[Page extract]
Enfield, however, wasn’t where the Sten was designed. Turpin and Shepherd claimed that most of the work on the design had been done out of hours. Additionally, during the winter of 1940, the Armament Design Department was relocated, from Enfield to a former Drill Hall in Cheshunt, Hertfordshire to escape the bombing of London.
While the Sten may not have been designed at Enfield, the first prototype was partially assembled there with work also done at Turpin’s own home workshop. A further 46 pre-production pilot models were later ordered from RSAF Enfield, in February 1941.
Intriguingly, early accounts suggest that ‘EN’ may have stood for ‘England’ – not ‘Enfield’. In October 1942, the fifth instalment of ‘Know Your Weapons’, a semi-official series of weapons manuals printed by the publisher Nicholson & Watson, explains that ‘EN’ did in fact stand for ‘England’.
In June 1943, Turpin penned a semi-anonymous article for ‘The Model Engineer’, about the design and development of the gun, which repeated this claim. An October 1943, article in the US Popular Mechanics magazine, entitled ‘Machine Guns from Backyard’, includes a supposed quote from the inventors explaining that the “E and N stood for England.”
A more official account came in June 1949, at a hearing of the Board of the Royal Commission Awards to Inventors (a board set up to reward inventors who had done important war work). One of the board members Lord Justice Sir Lionel Cohen asked Shepherd: “Why was it called the Sten?” The colonel replied: “It was called the Sten by the then Director General of Artillery. The ‘S’ was from my name, the ‘T’ from Mr. Turpin, who was my draughtsman and who did a very large amount of the design, and the ‘EN’ was for England. That is the origin of the name, for which I accept no responsibility.” This suggests that the ‘EN’ standing for ‘England’ may have originated from the upper echelons.

Records from a data collection:
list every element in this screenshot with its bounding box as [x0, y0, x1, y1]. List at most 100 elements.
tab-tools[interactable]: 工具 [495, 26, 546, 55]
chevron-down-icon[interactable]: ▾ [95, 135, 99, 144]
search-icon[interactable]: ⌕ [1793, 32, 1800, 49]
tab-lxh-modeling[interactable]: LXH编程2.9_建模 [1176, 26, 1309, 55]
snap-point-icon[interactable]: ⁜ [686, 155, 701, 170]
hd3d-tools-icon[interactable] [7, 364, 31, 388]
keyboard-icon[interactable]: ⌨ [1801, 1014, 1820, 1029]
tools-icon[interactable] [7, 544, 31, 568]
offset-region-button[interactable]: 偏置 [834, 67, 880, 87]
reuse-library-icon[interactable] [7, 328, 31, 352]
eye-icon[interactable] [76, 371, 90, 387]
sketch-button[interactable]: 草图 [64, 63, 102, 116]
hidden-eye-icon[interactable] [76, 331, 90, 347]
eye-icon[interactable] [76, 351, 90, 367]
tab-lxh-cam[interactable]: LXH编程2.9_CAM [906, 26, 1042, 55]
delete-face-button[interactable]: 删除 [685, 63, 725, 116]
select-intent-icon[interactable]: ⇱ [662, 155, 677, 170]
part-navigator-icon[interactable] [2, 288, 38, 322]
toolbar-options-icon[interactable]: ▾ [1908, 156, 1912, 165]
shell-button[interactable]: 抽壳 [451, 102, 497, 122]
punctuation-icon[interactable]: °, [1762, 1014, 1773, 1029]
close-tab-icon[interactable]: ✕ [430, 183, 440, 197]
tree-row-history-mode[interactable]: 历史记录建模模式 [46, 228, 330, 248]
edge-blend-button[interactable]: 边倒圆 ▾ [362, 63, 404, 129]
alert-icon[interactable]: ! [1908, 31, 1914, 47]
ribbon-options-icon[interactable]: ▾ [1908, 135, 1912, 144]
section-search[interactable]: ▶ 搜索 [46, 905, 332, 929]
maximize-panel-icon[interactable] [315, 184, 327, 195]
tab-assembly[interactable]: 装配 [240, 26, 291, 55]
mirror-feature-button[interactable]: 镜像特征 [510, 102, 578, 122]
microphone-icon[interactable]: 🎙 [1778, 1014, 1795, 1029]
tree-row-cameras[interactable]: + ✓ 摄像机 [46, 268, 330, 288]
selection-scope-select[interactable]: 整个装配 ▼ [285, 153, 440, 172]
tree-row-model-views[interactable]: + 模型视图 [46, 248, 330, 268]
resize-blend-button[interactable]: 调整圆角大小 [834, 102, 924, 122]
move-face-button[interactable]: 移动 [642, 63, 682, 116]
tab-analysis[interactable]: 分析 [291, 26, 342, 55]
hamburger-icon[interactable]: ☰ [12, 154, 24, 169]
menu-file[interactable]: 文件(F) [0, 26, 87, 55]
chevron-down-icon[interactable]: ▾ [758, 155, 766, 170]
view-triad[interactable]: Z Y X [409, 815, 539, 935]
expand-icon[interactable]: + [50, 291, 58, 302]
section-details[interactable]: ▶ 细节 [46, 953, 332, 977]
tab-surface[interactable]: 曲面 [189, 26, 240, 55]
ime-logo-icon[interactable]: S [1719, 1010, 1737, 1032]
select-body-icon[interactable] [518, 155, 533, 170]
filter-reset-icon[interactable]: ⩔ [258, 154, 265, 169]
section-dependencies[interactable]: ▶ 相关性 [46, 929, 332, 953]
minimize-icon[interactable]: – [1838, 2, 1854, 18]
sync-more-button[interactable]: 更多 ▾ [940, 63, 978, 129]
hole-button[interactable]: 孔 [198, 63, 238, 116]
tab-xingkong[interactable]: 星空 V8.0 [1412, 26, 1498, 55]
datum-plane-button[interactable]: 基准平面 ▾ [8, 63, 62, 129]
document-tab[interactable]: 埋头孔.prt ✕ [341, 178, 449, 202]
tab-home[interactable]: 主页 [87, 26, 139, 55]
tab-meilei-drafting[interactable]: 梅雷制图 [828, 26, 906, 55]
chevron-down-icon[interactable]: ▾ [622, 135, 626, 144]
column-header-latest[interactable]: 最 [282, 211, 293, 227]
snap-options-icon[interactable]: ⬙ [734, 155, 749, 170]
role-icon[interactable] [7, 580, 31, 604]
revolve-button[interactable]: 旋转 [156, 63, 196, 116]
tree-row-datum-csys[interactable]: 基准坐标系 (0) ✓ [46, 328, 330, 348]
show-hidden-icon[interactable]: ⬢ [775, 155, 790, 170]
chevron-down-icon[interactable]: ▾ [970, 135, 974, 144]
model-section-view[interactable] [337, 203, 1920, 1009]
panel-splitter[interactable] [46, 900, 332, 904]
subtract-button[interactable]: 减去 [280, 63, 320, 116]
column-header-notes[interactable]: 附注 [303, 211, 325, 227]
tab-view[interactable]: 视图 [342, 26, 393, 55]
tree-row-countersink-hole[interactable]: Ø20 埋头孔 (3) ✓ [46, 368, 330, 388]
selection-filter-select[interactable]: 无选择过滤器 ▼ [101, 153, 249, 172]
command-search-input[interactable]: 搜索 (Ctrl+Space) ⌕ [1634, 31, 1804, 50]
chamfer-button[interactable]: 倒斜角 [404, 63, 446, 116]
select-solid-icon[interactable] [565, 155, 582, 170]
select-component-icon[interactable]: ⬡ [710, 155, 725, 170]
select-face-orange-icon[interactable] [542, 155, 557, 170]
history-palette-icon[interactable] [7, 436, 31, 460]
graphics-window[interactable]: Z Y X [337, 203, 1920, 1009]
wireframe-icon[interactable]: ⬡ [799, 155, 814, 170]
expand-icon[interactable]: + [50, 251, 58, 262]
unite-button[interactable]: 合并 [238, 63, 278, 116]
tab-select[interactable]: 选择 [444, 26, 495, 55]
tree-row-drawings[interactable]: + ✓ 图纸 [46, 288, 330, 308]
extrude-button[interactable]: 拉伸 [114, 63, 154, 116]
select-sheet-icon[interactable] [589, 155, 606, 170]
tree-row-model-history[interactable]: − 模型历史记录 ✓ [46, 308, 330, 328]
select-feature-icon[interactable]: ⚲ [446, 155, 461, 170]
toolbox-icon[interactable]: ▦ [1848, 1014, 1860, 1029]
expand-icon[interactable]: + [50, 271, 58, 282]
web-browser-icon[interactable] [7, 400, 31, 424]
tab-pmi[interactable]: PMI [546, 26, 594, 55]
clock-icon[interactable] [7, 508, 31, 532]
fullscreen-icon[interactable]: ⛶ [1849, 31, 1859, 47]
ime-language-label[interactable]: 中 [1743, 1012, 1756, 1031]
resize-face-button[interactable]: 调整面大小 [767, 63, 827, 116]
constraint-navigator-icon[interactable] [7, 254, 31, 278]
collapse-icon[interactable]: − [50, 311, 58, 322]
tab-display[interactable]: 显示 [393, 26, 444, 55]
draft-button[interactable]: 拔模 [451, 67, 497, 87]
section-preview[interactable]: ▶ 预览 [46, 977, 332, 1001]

[Your objective]
In the Sten history extract, to whom did Shepherd attribute the naming of the gun at the June 1949 hearing?

[Task solution]
The then Director General of Artillery.